[Spatial layout data]
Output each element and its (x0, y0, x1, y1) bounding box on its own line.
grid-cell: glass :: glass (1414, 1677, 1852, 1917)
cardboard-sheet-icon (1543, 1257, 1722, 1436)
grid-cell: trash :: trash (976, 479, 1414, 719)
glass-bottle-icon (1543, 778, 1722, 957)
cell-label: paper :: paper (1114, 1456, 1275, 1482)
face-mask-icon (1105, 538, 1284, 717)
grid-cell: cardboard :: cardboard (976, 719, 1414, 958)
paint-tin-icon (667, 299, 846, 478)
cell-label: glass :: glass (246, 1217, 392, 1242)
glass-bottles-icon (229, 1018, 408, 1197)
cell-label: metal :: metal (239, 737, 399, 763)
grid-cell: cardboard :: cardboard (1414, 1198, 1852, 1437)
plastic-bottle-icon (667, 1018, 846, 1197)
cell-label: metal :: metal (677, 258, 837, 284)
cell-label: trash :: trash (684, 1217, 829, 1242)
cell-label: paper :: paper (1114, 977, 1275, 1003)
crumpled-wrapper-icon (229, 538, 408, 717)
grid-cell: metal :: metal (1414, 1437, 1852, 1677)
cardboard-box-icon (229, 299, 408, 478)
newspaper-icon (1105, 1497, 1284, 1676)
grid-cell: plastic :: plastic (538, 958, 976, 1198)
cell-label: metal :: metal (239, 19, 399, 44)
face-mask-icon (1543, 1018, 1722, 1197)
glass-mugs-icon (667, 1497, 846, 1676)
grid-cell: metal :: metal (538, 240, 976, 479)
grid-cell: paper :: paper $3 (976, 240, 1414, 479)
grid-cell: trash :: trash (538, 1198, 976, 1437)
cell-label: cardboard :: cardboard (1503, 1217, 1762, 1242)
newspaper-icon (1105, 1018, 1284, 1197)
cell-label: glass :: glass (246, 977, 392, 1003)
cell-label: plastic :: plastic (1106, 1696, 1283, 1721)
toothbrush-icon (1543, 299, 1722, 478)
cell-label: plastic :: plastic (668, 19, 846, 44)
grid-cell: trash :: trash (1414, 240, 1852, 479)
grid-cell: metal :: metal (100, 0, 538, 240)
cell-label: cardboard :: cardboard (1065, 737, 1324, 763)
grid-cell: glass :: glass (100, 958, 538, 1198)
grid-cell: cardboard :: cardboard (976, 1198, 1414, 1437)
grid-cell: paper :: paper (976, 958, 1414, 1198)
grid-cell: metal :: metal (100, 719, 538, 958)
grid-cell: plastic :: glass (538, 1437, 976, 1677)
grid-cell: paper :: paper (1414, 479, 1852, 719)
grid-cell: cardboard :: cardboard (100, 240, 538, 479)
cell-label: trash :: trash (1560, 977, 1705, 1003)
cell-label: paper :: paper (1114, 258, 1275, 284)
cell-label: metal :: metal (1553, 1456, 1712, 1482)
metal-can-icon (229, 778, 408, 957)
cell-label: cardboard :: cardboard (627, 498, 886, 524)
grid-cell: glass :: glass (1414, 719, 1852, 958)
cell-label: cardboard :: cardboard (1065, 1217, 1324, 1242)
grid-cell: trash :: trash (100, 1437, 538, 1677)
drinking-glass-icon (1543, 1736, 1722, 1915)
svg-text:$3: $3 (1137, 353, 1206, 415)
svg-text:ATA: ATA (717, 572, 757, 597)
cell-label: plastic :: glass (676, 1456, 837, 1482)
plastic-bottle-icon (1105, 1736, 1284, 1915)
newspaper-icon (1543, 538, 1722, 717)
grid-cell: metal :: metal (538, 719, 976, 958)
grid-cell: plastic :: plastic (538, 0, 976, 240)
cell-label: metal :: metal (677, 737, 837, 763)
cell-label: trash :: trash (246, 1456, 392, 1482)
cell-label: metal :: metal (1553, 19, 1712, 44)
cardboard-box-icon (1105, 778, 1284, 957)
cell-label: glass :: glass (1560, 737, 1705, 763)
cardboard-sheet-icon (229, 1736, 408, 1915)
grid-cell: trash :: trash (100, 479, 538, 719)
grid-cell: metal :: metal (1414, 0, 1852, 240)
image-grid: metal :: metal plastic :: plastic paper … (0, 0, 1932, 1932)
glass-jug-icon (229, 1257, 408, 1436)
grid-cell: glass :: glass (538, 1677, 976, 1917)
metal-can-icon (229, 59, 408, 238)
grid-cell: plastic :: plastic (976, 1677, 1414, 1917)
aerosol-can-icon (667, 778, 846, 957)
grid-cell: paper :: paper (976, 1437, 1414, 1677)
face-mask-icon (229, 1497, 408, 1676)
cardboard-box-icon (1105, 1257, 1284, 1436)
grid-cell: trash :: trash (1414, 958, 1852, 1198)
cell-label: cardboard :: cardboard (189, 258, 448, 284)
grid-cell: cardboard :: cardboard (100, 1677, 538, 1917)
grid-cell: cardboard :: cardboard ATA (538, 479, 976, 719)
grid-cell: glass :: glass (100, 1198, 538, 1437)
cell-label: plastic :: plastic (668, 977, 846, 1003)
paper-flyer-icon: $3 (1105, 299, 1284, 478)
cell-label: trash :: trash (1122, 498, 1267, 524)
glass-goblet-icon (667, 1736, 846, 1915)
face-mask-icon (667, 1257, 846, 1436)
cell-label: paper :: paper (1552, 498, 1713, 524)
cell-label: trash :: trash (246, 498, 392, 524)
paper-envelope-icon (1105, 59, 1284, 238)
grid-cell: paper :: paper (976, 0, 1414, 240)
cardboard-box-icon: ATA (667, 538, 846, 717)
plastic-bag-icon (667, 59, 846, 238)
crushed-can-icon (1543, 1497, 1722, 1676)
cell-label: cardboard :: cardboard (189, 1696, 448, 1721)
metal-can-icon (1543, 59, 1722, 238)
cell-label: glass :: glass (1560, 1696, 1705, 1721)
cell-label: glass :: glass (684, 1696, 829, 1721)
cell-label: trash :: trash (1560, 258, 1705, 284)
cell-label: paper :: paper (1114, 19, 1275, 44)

What you will do – Could you give the rows above again with every "face-mask-icon" swapped for "mask-icon" and nothing else changed?

Solution for this exercise –
Output each element and its (x0, y0, x1, y1) bounding box on its own line.
grid-cell: glass :: glass (1414, 1677, 1852, 1917)
cardboard-sheet-icon (1543, 1257, 1722, 1436)
grid-cell: trash :: trash (976, 479, 1414, 719)
glass-bottle-icon (1543, 778, 1722, 957)
cell-label: paper :: paper (1114, 1456, 1275, 1482)
mask-icon (1105, 538, 1284, 717)
grid-cell: cardboard :: cardboard (976, 719, 1414, 958)
paint-tin-icon (667, 299, 846, 478)
cell-label: glass :: glass (246, 1217, 392, 1242)
glass-bottles-icon (229, 1018, 408, 1197)
cell-label: metal :: metal (239, 737, 399, 763)
grid-cell: cardboard :: cardboard (1414, 1198, 1852, 1437)
plastic-bottle-icon (667, 1018, 846, 1197)
cell-label: metal :: metal (677, 258, 837, 284)
cell-label: trash :: trash (684, 1217, 829, 1242)
cell-label: paper :: paper (1114, 977, 1275, 1003)
crumpled-wrapper-icon (229, 538, 408, 717)
grid-cell: metal :: metal (1414, 1437, 1852, 1677)
cardboard-box-icon (229, 299, 408, 478)
newspaper-icon (1105, 1497, 1284, 1676)
grid-cell: plastic :: plastic (538, 958, 976, 1198)
cell-label: metal :: metal (239, 19, 399, 44)
mask-icon (1543, 1018, 1722, 1197)
glass-mugs-icon (667, 1497, 846, 1676)
grid-cell: metal :: metal (538, 240, 976, 479)
grid-cell: paper :: paper $3 (976, 240, 1414, 479)
grid-cell: trash :: trash (538, 1198, 976, 1437)
cell-label: cardboard :: cardboard (1503, 1217, 1762, 1242)
newspaper-icon (1105, 1018, 1284, 1197)
cell-label: glass :: glass (246, 977, 392, 1003)
cell-label: plastic :: plastic (1106, 1696, 1283, 1721)
toothbrush-icon (1543, 299, 1722, 478)
cell-label: plastic :: plastic (668, 19, 846, 44)
grid-cell: trash :: trash (1414, 240, 1852, 479)
grid-cell: metal :: metal (100, 0, 538, 240)
cell-label: cardboard :: cardboard (1065, 737, 1324, 763)
grid-cell: glass :: glass (100, 958, 538, 1198)
grid-cell: cardboard :: cardboard (976, 1198, 1414, 1437)
grid-cell: paper :: paper (976, 958, 1414, 1198)
grid-cell: metal :: metal (100, 719, 538, 958)
grid-cell: plastic :: glass (538, 1437, 976, 1677)
grid-cell: paper :: paper (1414, 479, 1852, 719)
grid-cell: cardboard :: cardboard (100, 240, 538, 479)
cell-label: trash :: trash (1560, 977, 1705, 1003)
cell-label: paper :: paper (1114, 258, 1275, 284)
cell-label: metal :: metal (1553, 1456, 1712, 1482)
metal-can-icon (229, 778, 408, 957)
cell-label: cardboard :: cardboard (627, 498, 886, 524)
grid-cell: glass :: glass (1414, 719, 1852, 958)
cell-label: cardboard :: cardboard (1065, 1217, 1324, 1242)
grid-cell: trash :: trash (100, 1437, 538, 1677)
drinking-glass-icon (1543, 1736, 1722, 1915)
svg-text:$3: $3 (1137, 353, 1206, 415)
svg-text:ATA: ATA (717, 572, 757, 597)
cell-label: plastic :: glass (676, 1456, 837, 1482)
plastic-bottle-icon (1105, 1736, 1284, 1915)
newspaper-icon (1543, 538, 1722, 717)
grid-cell: metal :: metal (538, 719, 976, 958)
grid-cell: plastic :: plastic (538, 0, 976, 240)
cell-label: metal :: metal (677, 737, 837, 763)
cell-label: trash :: trash (246, 1456, 392, 1482)
cell-label: metal :: metal (1553, 19, 1712, 44)
cardboard-box-icon (1105, 778, 1284, 957)
cell-label: glass :: glass (1560, 737, 1705, 763)
cardboard-sheet-icon (229, 1736, 408, 1915)
grid-cell: trash :: trash (100, 479, 538, 719)
grid-cell: metal :: metal (1414, 0, 1852, 240)
image-grid: metal :: metal plastic :: plastic paper … (0, 0, 1932, 1932)
glass-jug-icon (229, 1257, 408, 1436)
grid-cell: glass :: glass (538, 1677, 976, 1917)
metal-can-icon (229, 59, 408, 238)
grid-cell: plastic :: plastic (976, 1677, 1414, 1917)
aerosol-can-icon (667, 778, 846, 957)
grid-cell: paper :: paper (976, 1437, 1414, 1677)
mask-icon (229, 1497, 408, 1676)
cardboard-box-icon (1105, 1257, 1284, 1436)
grid-cell: trash :: trash (1414, 958, 1852, 1198)
cell-label: cardboard :: cardboard (189, 258, 448, 284)
grid-cell: cardboard :: cardboard (100, 1677, 538, 1917)
grid-cell: cardboard :: cardboard ATA (538, 479, 976, 719)
grid-cell: glass :: glass (100, 1198, 538, 1437)
cell-label: plastic :: plastic (668, 977, 846, 1003)
paper-flyer-icon: $3 (1105, 299, 1284, 478)
cell-label: trash :: trash (1122, 498, 1267, 524)
glass-goblet-icon (667, 1736, 846, 1915)
mask-icon (667, 1257, 846, 1436)
cell-label: paper :: paper (1552, 498, 1713, 524)
cell-label: trash :: trash (246, 498, 392, 524)
paper-envelope-icon (1105, 59, 1284, 238)
grid-cell: paper :: paper (976, 0, 1414, 240)
cardboard-box-icon: ATA (667, 538, 846, 717)
plastic-bag-icon (667, 59, 846, 238)
crushed-can-icon (1543, 1497, 1722, 1676)
cell-label: cardboard :: cardboard (189, 1696, 448, 1721)
metal-can-icon (1543, 59, 1722, 238)
cell-label: glass :: glass (1560, 1696, 1705, 1721)
cell-label: glass :: glass (684, 1696, 829, 1721)
cell-label: trash :: trash (1560, 258, 1705, 284)
cell-label: paper :: paper (1114, 19, 1275, 44)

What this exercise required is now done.